(Saved entries)
** BEGIN **

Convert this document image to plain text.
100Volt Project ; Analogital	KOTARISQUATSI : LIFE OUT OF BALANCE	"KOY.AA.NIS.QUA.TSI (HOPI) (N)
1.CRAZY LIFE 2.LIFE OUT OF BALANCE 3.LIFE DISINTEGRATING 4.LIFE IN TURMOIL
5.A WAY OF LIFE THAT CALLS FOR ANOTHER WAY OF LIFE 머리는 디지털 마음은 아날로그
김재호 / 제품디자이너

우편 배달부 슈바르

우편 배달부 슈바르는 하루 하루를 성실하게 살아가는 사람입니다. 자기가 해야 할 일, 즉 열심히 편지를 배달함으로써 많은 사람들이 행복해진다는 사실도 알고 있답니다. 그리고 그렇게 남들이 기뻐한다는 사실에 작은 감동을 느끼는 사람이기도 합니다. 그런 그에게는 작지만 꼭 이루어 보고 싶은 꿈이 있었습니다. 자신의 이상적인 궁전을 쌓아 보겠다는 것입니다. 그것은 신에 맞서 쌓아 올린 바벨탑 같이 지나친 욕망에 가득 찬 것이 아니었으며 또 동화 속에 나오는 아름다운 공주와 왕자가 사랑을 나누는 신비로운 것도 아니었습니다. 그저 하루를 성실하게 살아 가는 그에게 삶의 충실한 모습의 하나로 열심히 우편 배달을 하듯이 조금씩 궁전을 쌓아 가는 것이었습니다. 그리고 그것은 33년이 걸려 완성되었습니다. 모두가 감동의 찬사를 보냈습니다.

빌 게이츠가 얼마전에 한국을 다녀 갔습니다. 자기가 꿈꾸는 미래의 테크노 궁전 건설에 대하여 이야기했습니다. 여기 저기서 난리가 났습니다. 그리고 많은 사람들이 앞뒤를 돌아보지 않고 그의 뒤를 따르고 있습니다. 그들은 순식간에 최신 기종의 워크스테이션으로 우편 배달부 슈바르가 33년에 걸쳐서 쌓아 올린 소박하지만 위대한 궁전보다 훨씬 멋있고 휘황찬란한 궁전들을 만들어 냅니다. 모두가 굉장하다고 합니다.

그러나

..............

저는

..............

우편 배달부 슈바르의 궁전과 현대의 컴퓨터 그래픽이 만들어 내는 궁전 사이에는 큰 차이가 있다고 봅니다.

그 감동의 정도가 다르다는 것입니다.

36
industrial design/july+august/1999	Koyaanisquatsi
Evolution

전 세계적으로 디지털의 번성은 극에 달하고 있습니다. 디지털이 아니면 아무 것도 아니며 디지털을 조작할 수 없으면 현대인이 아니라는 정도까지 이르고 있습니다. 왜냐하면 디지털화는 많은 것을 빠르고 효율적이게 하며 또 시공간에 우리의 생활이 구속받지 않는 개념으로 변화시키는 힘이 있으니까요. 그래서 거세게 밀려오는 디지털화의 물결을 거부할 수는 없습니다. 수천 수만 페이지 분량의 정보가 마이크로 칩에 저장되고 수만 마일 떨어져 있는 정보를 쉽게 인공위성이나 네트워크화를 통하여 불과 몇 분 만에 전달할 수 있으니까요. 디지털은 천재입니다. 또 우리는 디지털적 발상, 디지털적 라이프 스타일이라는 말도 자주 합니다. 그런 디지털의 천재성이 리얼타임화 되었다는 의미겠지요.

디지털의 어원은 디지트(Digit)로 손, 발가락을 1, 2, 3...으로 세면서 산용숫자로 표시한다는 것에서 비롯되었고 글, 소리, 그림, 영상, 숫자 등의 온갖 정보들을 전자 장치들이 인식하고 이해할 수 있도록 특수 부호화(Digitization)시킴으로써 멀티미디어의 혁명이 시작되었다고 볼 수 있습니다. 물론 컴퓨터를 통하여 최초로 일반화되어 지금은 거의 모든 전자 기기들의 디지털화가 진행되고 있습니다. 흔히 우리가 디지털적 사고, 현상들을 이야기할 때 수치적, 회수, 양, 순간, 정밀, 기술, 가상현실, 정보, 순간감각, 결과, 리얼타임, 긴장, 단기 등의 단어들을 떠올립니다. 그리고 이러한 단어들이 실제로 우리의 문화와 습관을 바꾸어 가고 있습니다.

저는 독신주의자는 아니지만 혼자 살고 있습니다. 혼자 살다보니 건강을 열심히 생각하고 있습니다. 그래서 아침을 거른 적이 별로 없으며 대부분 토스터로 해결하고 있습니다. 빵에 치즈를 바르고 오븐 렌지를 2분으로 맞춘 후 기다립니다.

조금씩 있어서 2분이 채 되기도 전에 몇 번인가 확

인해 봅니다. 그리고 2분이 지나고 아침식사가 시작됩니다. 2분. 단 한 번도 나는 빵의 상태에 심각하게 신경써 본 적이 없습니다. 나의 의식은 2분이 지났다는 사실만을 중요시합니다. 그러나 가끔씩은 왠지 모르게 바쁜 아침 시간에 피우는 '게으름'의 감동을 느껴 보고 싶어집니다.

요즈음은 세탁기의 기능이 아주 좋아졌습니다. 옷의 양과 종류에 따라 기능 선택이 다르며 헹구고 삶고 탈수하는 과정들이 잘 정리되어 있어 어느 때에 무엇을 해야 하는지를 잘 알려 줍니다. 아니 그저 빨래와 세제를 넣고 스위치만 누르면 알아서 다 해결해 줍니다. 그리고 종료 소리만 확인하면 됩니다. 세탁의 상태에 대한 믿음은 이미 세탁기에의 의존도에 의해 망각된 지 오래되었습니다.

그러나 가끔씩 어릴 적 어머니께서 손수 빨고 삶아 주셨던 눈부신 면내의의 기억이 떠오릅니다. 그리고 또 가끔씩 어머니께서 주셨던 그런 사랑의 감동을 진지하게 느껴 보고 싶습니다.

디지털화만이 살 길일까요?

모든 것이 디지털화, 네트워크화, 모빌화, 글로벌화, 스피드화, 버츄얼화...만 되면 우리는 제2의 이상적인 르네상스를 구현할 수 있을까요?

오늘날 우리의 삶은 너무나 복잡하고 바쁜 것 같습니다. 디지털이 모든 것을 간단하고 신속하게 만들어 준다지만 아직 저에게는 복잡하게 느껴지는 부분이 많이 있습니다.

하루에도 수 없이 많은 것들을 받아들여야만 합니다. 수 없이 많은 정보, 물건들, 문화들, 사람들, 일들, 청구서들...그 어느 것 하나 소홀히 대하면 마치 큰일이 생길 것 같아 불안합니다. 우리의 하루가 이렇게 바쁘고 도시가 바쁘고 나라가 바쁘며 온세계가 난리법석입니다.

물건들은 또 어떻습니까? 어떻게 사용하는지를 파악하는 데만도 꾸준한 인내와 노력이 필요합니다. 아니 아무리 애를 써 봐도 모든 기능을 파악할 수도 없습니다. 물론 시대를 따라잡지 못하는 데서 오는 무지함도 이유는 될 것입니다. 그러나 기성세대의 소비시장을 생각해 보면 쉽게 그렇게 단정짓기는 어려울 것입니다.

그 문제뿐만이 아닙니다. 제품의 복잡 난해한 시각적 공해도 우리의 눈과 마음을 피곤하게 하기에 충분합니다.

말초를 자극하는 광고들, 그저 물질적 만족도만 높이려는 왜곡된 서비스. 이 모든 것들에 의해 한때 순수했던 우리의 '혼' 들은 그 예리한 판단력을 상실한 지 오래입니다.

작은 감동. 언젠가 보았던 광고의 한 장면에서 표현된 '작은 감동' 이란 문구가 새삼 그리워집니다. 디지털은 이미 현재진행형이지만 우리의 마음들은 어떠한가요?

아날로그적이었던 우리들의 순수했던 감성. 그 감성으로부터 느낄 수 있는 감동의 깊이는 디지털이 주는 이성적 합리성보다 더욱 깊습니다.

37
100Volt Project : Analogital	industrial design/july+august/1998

** END **

# Problem details
Identify each line containing the string "BALANCE" and copy it out.

# Answer to this task
100Volt Project ; Analogital	KOTARISQUATSI : LIFE OUT OF BALANCE	"KOY.AA.NIS.QUA.TSI (HOPI) (N)
1.CRAZY LIFE 2.LIFE OUT OF BALANCE 3.LIFE DISINTEGRATING 4.LIFE IN TURMOIL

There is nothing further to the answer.